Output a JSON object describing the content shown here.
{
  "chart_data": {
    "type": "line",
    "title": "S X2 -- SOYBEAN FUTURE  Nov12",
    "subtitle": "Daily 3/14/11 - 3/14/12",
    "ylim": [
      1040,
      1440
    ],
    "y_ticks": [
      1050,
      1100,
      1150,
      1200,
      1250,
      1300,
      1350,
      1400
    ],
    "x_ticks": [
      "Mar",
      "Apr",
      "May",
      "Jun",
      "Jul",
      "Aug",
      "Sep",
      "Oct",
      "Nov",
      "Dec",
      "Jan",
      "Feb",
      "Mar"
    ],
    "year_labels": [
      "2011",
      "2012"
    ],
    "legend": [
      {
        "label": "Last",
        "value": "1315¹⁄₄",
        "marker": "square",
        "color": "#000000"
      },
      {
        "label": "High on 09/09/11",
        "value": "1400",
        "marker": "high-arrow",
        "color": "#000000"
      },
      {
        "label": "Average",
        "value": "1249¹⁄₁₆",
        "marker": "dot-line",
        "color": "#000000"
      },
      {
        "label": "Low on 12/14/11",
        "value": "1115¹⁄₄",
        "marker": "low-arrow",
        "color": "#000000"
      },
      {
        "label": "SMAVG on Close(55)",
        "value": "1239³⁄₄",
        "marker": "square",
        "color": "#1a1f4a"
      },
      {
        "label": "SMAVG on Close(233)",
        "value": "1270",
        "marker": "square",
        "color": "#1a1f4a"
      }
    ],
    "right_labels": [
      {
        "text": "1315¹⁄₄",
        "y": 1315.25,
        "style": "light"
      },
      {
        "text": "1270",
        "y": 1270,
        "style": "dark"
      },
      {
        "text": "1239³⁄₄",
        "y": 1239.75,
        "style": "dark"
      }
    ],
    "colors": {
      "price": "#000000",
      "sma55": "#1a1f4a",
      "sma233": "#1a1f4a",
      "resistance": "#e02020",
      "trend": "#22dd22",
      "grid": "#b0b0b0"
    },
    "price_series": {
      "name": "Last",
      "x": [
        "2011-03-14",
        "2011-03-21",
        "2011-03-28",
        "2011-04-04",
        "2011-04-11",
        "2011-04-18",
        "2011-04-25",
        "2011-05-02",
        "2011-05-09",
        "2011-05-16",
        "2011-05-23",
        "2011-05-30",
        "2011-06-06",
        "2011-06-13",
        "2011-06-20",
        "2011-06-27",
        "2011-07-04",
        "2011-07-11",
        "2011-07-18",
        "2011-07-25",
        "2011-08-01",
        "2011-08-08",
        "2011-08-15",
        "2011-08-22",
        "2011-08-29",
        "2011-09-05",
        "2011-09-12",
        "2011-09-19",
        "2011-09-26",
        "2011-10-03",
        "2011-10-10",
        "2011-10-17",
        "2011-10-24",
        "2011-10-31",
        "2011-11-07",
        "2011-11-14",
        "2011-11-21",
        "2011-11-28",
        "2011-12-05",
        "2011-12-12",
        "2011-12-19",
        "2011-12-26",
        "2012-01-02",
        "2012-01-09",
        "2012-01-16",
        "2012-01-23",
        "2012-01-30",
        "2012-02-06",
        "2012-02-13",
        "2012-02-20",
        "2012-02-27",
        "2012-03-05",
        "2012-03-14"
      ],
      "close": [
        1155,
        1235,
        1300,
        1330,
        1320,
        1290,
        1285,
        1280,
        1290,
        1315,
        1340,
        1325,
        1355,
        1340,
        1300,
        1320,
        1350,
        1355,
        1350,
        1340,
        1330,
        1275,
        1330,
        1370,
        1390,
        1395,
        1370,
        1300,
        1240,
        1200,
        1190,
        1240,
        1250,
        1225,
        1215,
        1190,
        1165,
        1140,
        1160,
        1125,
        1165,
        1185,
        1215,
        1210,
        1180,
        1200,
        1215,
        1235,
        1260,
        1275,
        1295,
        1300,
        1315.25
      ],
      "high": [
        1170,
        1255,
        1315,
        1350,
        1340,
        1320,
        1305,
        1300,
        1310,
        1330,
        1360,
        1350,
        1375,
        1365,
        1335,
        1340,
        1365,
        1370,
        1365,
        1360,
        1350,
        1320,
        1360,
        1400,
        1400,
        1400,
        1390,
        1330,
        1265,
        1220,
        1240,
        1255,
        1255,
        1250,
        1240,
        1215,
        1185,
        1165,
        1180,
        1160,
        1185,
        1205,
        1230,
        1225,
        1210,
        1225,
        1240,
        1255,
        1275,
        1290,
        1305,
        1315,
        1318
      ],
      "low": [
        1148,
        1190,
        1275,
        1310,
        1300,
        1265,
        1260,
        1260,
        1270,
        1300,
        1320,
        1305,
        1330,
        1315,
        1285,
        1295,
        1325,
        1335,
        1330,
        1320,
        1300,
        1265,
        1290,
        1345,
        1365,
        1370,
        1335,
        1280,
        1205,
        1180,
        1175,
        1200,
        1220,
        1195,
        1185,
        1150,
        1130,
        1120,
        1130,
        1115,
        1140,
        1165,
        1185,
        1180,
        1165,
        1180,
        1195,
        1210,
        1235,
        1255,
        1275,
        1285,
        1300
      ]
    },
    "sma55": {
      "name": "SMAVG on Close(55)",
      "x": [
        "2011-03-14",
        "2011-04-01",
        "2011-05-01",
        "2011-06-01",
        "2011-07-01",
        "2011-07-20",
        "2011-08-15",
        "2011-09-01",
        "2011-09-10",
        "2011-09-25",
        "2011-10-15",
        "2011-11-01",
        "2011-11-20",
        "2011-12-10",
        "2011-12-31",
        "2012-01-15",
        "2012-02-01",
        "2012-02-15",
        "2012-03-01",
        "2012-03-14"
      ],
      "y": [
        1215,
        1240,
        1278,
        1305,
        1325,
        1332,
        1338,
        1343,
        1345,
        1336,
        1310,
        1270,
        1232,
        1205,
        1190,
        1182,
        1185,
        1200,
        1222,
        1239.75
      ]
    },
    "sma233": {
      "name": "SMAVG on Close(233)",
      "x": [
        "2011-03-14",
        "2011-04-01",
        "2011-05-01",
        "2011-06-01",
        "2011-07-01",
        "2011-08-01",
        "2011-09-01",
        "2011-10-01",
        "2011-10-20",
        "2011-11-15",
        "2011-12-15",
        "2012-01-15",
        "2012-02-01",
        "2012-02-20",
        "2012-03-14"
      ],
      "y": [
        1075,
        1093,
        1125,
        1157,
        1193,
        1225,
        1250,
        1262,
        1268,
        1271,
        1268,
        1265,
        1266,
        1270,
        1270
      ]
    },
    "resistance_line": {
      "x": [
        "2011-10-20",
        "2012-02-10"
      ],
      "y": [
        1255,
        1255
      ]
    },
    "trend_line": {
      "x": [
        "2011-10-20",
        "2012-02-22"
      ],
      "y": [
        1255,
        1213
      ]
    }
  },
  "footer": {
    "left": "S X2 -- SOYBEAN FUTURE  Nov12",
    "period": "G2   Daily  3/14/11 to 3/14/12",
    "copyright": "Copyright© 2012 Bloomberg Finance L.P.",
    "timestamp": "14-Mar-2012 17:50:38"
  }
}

__________________________________________________

# [Problem details]
Gather up, from the records above, each line where the word "SOYBEAN" appears.

# [The solution]
    "title": "S X2 -- SOYBEAN FUTURE  Nov12",
    "left": "S X2 -- SOYBEAN FUTURE  Nov12",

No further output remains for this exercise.